- WORK TO BE COMPLETED
Reproduce every entry exactly.

- GIVEN RECORDS
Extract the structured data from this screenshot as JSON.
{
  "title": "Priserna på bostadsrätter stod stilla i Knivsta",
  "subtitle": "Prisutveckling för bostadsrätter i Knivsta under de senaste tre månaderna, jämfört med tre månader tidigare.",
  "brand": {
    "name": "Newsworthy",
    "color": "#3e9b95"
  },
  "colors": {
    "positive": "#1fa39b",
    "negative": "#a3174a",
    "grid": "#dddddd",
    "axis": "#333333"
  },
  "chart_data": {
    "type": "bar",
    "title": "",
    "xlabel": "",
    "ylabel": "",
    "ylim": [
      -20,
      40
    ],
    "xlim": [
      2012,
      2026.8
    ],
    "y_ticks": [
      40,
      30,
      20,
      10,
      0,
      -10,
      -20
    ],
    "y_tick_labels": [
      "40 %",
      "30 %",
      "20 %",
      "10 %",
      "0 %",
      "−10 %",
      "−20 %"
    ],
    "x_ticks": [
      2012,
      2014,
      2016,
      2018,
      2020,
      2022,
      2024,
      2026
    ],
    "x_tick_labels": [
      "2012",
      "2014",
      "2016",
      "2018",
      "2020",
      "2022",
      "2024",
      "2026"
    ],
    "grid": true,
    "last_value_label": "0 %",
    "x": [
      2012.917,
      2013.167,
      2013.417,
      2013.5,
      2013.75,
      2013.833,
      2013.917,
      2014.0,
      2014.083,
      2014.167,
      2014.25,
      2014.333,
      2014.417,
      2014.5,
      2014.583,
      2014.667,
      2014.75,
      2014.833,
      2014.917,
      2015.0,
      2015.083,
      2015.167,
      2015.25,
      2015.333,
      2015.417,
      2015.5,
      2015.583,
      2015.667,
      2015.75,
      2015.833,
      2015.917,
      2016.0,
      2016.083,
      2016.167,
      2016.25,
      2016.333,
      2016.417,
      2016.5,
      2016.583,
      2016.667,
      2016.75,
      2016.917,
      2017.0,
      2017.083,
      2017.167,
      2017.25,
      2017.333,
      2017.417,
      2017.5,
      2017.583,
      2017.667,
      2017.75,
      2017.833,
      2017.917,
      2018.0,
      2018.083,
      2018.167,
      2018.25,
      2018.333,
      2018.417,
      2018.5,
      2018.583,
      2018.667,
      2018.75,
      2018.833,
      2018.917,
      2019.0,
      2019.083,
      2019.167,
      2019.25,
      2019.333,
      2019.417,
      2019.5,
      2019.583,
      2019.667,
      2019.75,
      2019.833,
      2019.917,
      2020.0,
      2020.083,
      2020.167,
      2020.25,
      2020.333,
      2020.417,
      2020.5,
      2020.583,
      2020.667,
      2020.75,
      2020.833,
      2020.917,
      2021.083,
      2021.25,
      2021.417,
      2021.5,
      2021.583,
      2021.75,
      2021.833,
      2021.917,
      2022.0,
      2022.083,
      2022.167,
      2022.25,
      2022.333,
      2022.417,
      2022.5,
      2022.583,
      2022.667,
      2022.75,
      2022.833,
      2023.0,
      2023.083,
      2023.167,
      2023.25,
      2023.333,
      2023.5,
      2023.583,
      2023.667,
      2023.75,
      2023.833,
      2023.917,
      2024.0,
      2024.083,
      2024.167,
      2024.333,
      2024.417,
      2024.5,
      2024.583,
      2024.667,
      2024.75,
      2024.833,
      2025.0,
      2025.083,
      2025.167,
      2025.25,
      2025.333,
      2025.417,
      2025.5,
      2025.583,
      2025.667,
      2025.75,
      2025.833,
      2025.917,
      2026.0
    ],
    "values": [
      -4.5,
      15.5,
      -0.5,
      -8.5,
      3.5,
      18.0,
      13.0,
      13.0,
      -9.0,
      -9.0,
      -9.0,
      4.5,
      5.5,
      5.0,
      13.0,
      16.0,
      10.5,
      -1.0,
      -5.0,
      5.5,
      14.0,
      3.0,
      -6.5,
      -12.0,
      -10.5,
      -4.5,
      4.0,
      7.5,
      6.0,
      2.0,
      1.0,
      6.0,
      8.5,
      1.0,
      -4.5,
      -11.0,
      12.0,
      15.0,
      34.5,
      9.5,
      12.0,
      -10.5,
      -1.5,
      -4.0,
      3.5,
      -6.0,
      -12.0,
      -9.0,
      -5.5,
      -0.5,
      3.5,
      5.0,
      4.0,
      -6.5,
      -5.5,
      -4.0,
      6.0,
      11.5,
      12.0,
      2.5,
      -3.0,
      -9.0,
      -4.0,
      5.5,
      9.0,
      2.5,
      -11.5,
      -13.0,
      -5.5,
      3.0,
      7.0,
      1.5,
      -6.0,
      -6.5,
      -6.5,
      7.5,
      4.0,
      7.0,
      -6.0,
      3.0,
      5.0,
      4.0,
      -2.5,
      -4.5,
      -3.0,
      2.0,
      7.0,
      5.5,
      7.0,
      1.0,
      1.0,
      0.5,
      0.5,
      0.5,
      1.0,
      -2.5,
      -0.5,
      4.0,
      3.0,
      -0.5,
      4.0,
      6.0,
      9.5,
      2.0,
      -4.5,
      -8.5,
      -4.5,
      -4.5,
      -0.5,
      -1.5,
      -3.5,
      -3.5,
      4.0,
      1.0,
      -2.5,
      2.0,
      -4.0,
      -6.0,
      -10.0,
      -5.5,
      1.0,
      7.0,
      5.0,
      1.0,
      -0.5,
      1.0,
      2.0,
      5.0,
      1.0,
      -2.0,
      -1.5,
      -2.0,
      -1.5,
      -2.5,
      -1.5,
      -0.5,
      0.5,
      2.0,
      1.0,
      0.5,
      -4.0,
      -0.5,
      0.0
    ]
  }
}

- ANSWER
Extract the structured data from this screenshot as JSON.
{
  "title": "Priserna på bostadsrätter stod stilla i Knivsta",
  "subtitle": "Prisutveckling för bostadsrätter i Knivsta under de senaste tre månaderna, jämfört med tre månader tidigare.",
  "brand": {
    "name": "Newsworthy",
    "color": "#3e9b95"
  },
  "colors": {
    "positive": "#1fa39b",
    "negative": "#a3174a",
    "grid": "#dddddd",
    "axis": "#333333"
  },
  "chart_data": {
    "type": "bar",
    "title": "",
    "xlabel": "",
    "ylabel": "",
    "ylim": [
      -20,
      40
    ],
    "xlim": [
      2012,
      2026.8
    ],
    "y_ticks": [
      40,
      30,
      20,
      10,
      0,
      -10,
      -20
    ],
    "y_tick_labels": [
      "40 %",
      "30 %",
      "20 %",
      "10 %",
      "0 %",
      "−10 %",
      "−20 %"
    ],
    "x_ticks": [
      2012,
      2014,
      2016,
      2018,
      2020,
      2022,
      2024,
      2026
    ],
    "x_tick_labels": [
      "2012",
      "2014",
      "2016",
      "2018",
      "2020",
      "2022",
      "2024",
      "2026"
    ],
    "grid": true,
    "last_value_label": "0 %",
    "x": [
      2012.917,
      2013.167,
      2013.417,
      2013.5,
      2013.75,
      2013.833,
      2013.917,
      2014.0,
      2014.083,
      2014.167,
      2014.25,
      2014.333,
      2014.417,
      2014.5,
      2014.583,
      2014.667,
      2014.75,
      2014.833,
      2014.917,
      2015.0,
      2015.083,
      2015.167,
      2015.25,
      2015.333,
      2015.417,
      2015.5,
      2015.583,
      2015.667,
      2015.75,
      2015.833,
      2015.917,
      2016.0,
      2016.083,
      2016.167,
      2016.25,
      2016.333,
      2016.417,
      2016.5,
      2016.583,
      2016.667,
      2016.75,
      2016.917,
      2017.0,
      2017.083,
      2017.167,
      2017.25,
      2017.333,
      2017.417,
      2017.5,
      2017.583,
      2017.667,
      2017.75,
      2017.833,
      2017.917,
      2018.0,
      2018.083,
      2018.167,
      2018.25,
      2018.333,
      2018.417,
      2018.5,
      2018.583,
      2018.667,
      2018.75,
      2018.833,
      2018.917,
      2019.0,
      2019.083,
      2019.167,
      2019.25,
      2019.333,
      2019.417,
      2019.5,
      2019.583,
      2019.667,
      2019.75,
      2019.833,
      2019.917,
      2020.0,
      2020.083,
      2020.167,
      2020.25,
      2020.333,
      2020.417,
      2020.5,
      2020.583,
      2020.667,
      2020.75,
      2020.833,
      2020.917,
      2021.083,
      2021.25,
      2021.417,
      2021.5,
      2021.583,
      2021.75,
      2021.833,
      2021.917,
      2022.0,
      2022.083,
      2022.167,
      2022.25,
      2022.333,
      2022.417,
      2022.5,
      2022.583,
      2022.667,
      2022.75,
      2022.833,
      2023.0,
      2023.083,
      2023.167,
      2023.25,
      2023.333,
      2023.5,
      2023.583,
      2023.667,
      2023.75,
      2023.833,
      2023.917,
      2024.0,
      2024.083,
      2024.167,
      2024.333,
      2024.417,
      2024.5,
      2024.583,
      2024.667,
      2024.75,
      2024.833,
      2025.0,
      2025.083,
      2025.167,
      2025.25,
      2025.333,
      2025.417,
      2025.5,
      2025.583,
      2025.667,
      2025.75,
      2025.833,
      2025.917,
      2026.0
    ],
    "values": [
      -4.5,
      15.5,
      -0.5,
      -8.5,
      3.5,
      18.0,
      13.0,
      13.0,
      -9.0,
      -9.0,
      -9.0,
      4.5,
      5.5,
      5.0,
      13.0,
      16.0,
      10.5,
      -1.0,
      -5.0,
      5.5,
      14.0,
      3.0,
      -6.5,
      -12.0,
      -10.5,
      -4.5,
      4.0,
      7.5,
      6.0,
      2.0,
      1.0,
      6.0,
      8.5,
      1.0,
      -4.5,
      -11.0,
      12.0,
      15.0,
      34.5,
      9.5,
      12.0,
      -10.5,
      -1.5,
      -4.0,
      3.5,
      -6.0,
      -12.0,
      -9.0,
      -5.5,
      -0.5,
      3.5,
      5.0,
      4.0,
      -6.5,
      -5.5,
      -4.0,
      6.0,
      11.5,
      12.0,
      2.5,
      -3.0,
      -9.0,
      -4.0,
      5.5,
      9.0,
      2.5,
      -11.5,
      -13.0,
      -5.5,
      3.0,
      7.0,
      1.5,
      -6.0,
      -6.5,
      -6.5,
      7.5,
      4.0,
      7.0,
      -6.0,
      3.0,
      5.0,
      4.0,
      -2.5,
      -4.5,
      -3.0,
      2.0,
      7.0,
      5.5,
      7.0,
      1.0,
      1.0,
      0.5,
      0.5,
      0.5,
      1.0,
      -2.5,
      -0.5,
      4.0,
      3.0,
      -0.5,
      4.0,
      6.0,
      9.5,
      2.0,
      -4.5,
      -8.5,
      -4.5,
      -4.5,
      -0.5,
      -1.5,
      -3.5,
      -3.5,
      4.0,
      1.0,
      -2.5,
      2.0,
      -4.0,
      -6.0,
      -10.0,
      -5.5,
      1.0,
      7.0,
      5.0,
      1.0,
      -0.5,
      1.0,
      2.0,
      5.0,
      1.0,
      -2.0,
      -1.5,
      -2.0,
      -1.5,
      -2.5,
      -1.5,
      -0.5,
      0.5,
      2.0,
      1.0,
      0.5,
      -4.0,
      -0.5,
      0.0
    ]
  }
}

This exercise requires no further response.